● GIVEN PROBLEM: From the listing below, select every line where the word "электронной" appears.

● RAW RECORDS:
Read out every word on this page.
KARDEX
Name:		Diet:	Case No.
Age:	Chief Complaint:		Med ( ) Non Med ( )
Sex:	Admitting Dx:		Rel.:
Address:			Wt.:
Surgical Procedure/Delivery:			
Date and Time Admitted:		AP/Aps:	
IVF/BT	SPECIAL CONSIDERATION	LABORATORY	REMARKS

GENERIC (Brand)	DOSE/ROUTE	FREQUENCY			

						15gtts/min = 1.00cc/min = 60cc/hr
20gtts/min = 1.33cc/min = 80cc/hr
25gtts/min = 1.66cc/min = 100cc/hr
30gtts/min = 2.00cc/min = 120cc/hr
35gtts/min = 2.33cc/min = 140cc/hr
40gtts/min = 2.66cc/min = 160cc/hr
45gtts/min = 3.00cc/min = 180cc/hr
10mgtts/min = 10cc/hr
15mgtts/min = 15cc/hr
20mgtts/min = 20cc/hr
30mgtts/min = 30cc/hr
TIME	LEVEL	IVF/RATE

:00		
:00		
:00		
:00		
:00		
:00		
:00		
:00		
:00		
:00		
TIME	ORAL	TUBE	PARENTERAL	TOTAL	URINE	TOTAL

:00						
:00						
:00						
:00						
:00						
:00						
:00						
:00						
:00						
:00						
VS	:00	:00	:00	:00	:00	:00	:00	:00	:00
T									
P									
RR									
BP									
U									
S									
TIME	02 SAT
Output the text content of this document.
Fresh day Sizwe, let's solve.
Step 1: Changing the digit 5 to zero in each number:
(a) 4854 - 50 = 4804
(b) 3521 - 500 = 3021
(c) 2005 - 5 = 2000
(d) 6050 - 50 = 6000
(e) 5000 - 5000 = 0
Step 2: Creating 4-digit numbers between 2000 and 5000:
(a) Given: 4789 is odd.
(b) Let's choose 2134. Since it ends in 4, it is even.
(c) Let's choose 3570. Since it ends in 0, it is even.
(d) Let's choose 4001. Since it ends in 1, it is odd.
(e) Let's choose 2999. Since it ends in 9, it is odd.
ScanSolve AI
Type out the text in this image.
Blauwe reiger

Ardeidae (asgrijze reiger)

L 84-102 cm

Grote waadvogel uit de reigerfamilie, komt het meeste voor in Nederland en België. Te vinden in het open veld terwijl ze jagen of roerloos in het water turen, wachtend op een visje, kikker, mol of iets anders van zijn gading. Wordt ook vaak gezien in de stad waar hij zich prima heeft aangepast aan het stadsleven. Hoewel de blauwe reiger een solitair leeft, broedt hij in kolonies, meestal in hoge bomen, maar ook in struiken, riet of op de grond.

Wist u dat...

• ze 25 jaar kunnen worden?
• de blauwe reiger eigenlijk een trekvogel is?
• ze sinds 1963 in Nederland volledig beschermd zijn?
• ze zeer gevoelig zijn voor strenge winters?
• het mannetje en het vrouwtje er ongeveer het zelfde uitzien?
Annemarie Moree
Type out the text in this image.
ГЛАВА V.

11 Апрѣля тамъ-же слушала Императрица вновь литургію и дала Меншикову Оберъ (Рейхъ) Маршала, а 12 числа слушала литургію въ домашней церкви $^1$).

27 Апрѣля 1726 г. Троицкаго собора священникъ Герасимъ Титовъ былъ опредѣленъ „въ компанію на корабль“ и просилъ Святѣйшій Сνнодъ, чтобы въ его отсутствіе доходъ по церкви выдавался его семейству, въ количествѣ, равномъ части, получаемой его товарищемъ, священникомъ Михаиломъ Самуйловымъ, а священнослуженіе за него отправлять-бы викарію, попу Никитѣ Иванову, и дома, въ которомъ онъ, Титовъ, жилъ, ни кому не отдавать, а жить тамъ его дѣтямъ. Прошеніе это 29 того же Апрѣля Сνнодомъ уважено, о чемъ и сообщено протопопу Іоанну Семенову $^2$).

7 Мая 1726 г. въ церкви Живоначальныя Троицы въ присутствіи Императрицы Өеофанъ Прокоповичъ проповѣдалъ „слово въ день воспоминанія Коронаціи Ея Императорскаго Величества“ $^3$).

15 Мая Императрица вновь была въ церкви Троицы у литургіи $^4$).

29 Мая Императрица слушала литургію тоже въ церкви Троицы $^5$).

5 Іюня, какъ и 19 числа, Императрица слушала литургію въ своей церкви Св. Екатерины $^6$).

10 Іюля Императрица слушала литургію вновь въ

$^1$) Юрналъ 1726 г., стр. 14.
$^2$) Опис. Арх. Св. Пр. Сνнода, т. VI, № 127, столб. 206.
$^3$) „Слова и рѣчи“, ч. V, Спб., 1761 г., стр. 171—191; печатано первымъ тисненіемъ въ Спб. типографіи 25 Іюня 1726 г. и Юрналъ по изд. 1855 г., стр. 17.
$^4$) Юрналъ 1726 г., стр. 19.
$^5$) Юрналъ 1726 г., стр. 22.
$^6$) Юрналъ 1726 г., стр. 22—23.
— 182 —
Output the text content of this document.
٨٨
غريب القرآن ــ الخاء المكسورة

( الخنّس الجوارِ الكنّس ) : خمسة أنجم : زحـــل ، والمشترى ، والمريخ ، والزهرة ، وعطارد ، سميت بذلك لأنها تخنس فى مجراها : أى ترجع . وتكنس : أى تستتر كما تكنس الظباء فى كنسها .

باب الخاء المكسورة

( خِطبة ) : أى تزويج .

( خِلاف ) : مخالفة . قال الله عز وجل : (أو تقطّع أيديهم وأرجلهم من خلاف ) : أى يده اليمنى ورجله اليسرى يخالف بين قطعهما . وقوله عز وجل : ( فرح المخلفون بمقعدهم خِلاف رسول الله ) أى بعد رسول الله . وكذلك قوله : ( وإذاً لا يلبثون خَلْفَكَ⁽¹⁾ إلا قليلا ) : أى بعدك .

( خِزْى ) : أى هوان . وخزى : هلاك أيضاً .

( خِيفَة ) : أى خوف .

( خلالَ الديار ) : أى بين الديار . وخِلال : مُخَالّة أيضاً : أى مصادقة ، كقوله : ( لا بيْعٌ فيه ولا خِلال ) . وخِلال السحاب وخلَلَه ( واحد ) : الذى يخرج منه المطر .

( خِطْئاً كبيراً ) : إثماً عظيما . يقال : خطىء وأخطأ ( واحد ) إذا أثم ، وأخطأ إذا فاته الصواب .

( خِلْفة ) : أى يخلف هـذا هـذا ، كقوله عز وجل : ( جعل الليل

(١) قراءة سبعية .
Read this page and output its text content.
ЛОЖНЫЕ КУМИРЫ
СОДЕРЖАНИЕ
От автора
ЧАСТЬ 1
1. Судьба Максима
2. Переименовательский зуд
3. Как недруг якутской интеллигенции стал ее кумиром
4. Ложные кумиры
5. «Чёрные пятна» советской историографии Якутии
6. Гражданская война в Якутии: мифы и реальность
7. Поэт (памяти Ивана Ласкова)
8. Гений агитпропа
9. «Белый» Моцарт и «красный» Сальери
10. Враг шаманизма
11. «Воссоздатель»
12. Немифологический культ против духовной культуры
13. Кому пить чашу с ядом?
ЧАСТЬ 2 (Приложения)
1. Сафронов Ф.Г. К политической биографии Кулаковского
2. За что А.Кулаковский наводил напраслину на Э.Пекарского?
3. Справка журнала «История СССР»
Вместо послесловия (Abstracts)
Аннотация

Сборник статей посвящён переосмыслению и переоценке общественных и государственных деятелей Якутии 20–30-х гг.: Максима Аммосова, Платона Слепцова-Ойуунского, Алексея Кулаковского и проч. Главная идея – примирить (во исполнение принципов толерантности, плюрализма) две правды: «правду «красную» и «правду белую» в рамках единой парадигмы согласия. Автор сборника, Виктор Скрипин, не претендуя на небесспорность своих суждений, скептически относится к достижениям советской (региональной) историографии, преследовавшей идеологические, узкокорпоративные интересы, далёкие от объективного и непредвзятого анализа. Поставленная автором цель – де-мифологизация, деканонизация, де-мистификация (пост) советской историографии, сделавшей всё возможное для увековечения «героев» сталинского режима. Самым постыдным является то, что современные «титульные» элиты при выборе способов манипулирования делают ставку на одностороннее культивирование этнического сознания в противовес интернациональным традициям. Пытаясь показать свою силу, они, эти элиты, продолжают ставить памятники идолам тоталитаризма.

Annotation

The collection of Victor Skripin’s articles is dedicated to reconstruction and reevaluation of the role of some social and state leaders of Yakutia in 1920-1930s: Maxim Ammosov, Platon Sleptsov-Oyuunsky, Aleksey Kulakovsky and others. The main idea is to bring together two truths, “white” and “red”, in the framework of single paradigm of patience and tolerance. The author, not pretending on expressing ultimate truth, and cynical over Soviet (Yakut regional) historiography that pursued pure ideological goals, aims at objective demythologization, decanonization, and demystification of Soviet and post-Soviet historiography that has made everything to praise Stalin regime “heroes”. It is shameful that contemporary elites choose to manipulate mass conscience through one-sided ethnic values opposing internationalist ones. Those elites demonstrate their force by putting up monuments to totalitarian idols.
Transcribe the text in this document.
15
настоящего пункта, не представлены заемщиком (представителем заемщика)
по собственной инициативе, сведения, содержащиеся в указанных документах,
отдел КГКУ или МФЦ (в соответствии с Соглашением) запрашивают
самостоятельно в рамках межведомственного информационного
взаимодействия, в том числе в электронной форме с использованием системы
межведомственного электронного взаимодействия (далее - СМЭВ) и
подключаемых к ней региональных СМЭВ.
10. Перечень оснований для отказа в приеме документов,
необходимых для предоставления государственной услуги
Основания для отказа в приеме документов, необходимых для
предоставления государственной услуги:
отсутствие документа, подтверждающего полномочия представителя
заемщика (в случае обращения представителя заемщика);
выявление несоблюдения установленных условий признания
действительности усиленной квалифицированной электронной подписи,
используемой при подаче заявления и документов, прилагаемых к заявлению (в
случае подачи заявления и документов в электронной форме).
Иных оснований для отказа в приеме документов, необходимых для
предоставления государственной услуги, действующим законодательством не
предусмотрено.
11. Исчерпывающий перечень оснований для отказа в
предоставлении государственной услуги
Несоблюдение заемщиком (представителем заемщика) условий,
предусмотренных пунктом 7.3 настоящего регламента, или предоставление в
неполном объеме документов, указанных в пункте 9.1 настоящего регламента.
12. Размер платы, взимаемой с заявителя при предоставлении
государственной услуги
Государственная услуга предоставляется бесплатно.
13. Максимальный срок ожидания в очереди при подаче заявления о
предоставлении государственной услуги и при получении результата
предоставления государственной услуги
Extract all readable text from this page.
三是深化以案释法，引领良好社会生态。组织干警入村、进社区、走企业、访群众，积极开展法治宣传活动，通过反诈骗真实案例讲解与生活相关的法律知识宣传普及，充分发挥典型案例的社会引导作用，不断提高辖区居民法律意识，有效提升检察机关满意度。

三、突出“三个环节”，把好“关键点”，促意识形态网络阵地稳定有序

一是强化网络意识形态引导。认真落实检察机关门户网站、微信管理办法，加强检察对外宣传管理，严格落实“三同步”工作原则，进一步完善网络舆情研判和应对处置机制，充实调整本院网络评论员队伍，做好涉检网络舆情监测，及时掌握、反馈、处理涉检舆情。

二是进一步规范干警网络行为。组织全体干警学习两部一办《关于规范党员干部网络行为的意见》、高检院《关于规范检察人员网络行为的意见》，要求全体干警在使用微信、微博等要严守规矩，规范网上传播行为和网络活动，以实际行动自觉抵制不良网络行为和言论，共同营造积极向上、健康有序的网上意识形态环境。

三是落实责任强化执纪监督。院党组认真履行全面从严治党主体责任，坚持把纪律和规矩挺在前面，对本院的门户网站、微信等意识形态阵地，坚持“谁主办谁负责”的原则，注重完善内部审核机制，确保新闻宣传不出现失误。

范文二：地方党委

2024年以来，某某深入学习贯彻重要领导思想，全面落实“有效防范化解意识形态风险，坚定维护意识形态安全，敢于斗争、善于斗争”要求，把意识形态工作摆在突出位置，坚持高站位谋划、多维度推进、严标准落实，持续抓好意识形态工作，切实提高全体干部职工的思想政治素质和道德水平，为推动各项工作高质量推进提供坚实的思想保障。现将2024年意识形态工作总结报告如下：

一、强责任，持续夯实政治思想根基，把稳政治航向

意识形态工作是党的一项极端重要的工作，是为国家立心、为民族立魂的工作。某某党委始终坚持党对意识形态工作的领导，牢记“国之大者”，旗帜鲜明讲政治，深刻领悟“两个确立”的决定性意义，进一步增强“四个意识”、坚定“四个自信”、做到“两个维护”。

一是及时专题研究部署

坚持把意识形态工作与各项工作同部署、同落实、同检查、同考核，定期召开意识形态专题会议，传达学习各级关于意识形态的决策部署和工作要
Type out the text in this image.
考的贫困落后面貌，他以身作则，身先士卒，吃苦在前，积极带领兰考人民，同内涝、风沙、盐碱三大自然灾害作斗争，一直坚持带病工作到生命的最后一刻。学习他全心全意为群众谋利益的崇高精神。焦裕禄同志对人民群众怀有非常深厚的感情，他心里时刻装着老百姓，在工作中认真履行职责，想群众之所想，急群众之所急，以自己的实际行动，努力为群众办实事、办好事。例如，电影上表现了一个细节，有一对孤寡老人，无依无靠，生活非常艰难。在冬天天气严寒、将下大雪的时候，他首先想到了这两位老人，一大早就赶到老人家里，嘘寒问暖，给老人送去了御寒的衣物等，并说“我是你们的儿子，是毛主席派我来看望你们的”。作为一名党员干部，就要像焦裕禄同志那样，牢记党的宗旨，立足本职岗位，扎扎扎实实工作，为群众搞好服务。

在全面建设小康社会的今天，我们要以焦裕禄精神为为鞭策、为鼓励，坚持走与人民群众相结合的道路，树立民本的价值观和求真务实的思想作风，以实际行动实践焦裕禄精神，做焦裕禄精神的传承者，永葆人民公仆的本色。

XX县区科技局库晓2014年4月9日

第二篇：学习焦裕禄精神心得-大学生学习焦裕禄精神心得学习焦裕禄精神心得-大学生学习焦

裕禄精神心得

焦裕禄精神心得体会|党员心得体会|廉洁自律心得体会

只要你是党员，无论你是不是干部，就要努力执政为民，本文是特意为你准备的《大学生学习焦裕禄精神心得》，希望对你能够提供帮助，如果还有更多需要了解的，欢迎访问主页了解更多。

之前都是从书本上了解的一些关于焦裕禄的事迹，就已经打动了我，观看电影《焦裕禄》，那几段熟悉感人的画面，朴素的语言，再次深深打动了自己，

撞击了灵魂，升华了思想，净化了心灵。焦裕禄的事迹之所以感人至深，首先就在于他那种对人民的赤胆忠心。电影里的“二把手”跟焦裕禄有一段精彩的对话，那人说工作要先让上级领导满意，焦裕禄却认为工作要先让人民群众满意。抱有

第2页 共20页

● THE RESPONSE:
взаимодействия, в том числе в электронной форме с использованием системы
действительности усиленной квалифицированной электронной подписи,
случае подачи заявления и документов в электронной форме).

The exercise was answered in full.